## TEXTE DE LA PAGE:
● ● ● ●
Critique | Musique

Nos albums de la semaine: Cassius, Sam Coomes, ScHoolboy Q…

Cassius © DR
Laurent Hoebrechts
Laurent Hoebrechts Journaliste musique

Dix ans après son dernier album, Cassius revient avec une collection pop aux couleurs chatoyantes, dance décomplexée qui ne se prend jamais au sérieux. On vous parle également des albums de Sam Coomes, Pill, The Parrots, Mild High Club, Rae Sremmurd, Roosevelt et ScHoolboy Q.

Cassisu – « Ibifornia »

DISTRIBUÉ PAR WARNER. ***(*)
● ● ● ●
## LIGNES DE DONNÉES:
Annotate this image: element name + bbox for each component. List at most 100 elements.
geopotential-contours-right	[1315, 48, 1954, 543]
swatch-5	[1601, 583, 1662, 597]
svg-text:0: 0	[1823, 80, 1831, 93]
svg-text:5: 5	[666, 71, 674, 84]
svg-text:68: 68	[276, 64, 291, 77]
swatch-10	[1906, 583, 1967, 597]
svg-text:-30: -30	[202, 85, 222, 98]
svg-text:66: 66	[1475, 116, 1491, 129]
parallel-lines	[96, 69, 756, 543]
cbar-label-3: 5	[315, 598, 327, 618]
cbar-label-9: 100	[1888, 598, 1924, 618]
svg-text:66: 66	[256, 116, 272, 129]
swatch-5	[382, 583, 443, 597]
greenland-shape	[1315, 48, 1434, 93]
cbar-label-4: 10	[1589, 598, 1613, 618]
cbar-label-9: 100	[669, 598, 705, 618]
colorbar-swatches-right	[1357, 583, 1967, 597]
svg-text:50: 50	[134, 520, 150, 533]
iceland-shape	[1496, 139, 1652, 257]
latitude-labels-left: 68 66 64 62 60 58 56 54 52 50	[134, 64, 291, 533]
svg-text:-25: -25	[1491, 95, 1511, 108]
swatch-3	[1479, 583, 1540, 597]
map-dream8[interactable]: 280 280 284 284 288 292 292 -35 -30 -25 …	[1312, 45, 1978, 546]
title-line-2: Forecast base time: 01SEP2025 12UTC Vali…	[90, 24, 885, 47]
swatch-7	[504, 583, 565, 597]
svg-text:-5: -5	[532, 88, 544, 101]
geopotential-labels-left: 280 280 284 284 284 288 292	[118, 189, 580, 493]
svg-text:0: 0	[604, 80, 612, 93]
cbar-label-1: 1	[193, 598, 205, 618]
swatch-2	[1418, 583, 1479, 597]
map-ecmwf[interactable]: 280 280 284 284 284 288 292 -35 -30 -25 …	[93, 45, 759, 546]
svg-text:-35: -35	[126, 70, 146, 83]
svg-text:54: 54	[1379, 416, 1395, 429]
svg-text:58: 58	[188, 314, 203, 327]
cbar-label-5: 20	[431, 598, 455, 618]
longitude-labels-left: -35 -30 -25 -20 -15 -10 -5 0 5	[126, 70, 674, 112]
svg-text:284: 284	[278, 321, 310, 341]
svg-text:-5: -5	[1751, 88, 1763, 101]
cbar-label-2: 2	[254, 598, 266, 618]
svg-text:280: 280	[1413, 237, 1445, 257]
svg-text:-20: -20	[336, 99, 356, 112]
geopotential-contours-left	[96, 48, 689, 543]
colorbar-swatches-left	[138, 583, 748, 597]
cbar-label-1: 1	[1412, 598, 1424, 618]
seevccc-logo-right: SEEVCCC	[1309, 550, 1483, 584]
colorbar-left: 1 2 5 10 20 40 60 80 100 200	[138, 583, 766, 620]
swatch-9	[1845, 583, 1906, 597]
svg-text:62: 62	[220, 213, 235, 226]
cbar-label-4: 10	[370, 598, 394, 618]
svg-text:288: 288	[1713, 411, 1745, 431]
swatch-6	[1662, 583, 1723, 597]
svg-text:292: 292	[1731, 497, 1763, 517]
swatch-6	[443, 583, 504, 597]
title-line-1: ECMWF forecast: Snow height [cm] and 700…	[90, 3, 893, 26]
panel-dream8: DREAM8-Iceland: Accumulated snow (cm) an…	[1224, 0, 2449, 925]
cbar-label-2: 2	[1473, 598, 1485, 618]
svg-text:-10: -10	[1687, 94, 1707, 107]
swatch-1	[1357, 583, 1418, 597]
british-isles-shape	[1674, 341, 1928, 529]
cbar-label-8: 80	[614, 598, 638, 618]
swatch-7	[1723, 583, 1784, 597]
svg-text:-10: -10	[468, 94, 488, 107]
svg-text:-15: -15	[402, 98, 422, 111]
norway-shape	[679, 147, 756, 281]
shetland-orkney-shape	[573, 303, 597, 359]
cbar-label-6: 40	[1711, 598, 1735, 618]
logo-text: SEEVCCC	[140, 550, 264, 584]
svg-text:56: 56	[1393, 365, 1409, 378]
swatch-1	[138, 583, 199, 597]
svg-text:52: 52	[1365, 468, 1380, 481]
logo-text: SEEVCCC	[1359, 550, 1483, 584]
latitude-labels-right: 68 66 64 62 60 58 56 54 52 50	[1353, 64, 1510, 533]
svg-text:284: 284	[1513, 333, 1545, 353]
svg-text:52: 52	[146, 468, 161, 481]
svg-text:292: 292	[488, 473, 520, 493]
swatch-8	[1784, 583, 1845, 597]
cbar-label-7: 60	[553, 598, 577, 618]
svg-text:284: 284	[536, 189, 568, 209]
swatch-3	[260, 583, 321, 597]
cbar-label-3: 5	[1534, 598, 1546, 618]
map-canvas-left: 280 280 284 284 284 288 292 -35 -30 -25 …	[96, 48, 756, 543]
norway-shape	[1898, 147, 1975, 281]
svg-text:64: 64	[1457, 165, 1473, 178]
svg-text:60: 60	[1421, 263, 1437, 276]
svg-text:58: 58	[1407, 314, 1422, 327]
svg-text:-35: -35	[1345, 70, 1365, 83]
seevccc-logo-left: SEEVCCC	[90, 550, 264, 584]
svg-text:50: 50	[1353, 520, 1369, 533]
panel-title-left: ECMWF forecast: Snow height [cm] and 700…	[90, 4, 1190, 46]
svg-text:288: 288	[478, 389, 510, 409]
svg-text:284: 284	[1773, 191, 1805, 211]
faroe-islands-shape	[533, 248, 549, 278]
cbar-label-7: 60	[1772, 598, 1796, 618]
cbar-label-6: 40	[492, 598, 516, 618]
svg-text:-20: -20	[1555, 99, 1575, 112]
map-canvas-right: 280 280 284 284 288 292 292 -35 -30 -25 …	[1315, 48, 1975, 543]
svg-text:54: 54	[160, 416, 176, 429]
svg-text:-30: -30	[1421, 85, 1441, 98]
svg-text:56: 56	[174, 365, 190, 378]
● ● ● ●
## CONSIGNE:
Reproduisez sans modification le passage de la critique d'albums commençant par « Dix ans après » et se terminant par « et ScHoolboy Q. ».

## RÉSULTAT ATTENDU:
Dix ans après son dernier album, Cassius revient avec une collection pop aux couleurs chatoyantes, dance décomplexée qui ne se prend jamais au sérieux. On vous parle également des albums de Sam Coomes, Pill, The Parrots, Mild High Club, Rae Sremmurd, Roosevelt et ScHoolboy Q.